## AIM OF THE TASK
Below are the records. List every line holding the word "JSON".

(Figure record extracts)
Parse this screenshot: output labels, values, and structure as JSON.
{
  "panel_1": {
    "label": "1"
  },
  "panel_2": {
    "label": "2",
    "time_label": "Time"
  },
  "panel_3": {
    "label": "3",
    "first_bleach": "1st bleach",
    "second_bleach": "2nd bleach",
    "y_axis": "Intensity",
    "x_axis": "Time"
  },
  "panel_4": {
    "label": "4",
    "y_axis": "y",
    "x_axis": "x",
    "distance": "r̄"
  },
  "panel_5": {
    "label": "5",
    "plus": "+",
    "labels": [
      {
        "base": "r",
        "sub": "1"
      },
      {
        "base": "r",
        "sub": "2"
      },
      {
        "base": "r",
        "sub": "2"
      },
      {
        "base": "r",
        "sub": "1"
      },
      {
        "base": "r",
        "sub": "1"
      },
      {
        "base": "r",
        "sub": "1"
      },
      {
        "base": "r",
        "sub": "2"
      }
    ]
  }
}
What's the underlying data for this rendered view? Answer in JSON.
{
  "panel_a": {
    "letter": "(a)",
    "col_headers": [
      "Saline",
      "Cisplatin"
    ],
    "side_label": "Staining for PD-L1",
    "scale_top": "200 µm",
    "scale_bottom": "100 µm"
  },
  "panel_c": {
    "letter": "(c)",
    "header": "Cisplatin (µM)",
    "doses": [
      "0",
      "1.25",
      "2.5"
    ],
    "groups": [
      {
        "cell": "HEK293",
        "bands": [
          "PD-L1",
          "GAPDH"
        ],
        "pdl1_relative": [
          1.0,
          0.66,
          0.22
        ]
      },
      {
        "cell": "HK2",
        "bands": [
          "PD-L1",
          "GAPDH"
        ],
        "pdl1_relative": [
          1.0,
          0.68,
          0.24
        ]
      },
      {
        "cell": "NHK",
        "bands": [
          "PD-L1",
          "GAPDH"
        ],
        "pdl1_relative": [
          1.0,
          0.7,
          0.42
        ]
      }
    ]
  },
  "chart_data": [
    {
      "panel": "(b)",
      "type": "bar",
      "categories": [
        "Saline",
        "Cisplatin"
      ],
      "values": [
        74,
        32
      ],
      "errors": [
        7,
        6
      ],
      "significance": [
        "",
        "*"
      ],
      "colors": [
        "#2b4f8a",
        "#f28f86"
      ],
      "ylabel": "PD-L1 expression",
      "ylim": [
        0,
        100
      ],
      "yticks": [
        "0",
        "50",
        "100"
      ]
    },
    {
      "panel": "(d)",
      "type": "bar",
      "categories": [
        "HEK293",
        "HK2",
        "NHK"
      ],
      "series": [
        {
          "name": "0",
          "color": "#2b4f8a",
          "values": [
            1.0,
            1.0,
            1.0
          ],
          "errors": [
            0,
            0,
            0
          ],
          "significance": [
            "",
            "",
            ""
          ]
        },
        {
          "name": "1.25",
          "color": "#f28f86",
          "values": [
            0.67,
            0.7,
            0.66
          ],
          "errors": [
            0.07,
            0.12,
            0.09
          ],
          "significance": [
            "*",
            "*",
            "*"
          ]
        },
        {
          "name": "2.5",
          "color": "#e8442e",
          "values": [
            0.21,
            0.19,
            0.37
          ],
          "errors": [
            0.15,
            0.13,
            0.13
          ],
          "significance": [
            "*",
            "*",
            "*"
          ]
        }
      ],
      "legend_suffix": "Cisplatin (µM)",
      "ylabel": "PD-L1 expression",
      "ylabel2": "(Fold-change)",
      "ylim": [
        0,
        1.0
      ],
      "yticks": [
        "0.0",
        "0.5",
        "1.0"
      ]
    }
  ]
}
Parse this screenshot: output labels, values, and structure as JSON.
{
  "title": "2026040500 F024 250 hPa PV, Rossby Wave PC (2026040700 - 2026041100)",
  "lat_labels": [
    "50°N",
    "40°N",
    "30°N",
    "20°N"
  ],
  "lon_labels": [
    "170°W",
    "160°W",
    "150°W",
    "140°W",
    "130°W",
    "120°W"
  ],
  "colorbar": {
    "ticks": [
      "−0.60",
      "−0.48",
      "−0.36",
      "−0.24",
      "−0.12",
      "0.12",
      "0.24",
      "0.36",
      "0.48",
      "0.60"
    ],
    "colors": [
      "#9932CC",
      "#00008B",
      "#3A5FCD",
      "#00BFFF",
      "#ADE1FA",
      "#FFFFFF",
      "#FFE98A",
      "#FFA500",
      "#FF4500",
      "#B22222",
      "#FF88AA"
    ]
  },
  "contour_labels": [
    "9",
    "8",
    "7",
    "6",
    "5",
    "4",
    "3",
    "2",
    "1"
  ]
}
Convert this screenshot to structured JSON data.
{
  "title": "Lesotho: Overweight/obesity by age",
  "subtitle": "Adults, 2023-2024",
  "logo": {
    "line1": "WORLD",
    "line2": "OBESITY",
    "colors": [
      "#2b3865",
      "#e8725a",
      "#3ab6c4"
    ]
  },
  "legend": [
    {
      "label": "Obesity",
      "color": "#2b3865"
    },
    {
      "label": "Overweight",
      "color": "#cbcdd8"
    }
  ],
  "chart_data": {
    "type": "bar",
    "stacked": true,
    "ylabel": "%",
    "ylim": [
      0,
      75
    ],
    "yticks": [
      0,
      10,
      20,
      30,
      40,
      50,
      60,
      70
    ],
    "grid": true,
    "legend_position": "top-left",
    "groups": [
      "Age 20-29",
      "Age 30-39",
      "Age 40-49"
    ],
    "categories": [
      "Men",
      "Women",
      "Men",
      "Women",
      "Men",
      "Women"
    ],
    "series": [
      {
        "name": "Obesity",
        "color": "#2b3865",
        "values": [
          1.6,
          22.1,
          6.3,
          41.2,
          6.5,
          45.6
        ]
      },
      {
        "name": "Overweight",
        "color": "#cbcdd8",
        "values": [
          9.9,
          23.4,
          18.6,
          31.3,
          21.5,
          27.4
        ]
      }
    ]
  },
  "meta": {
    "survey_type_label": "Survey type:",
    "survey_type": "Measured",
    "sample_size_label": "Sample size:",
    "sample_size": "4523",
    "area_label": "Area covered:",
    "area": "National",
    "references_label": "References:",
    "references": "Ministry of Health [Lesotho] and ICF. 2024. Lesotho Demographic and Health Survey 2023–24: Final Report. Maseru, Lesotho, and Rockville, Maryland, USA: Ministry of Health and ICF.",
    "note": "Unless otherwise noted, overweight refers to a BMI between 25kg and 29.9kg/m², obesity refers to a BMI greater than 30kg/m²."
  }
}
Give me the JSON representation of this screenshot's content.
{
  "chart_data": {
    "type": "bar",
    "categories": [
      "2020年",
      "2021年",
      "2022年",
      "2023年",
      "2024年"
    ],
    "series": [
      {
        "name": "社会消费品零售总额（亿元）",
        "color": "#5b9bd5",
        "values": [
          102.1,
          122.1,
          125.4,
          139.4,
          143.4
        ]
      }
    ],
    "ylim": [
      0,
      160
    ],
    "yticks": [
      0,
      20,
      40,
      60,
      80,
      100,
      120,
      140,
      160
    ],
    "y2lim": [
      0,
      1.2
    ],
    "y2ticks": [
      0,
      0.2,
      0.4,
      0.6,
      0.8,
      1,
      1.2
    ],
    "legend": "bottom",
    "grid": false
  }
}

## TASK OUTPUT
Parse this screenshot: output labels, values, and structure as JSON.
What's the underlying data for this rendered view? Answer in JSON.
Parse this screenshot: output labels, values, and structure as JSON.
Convert this screenshot to structured JSON data.
Give me the JSON representation of this screenshot's content.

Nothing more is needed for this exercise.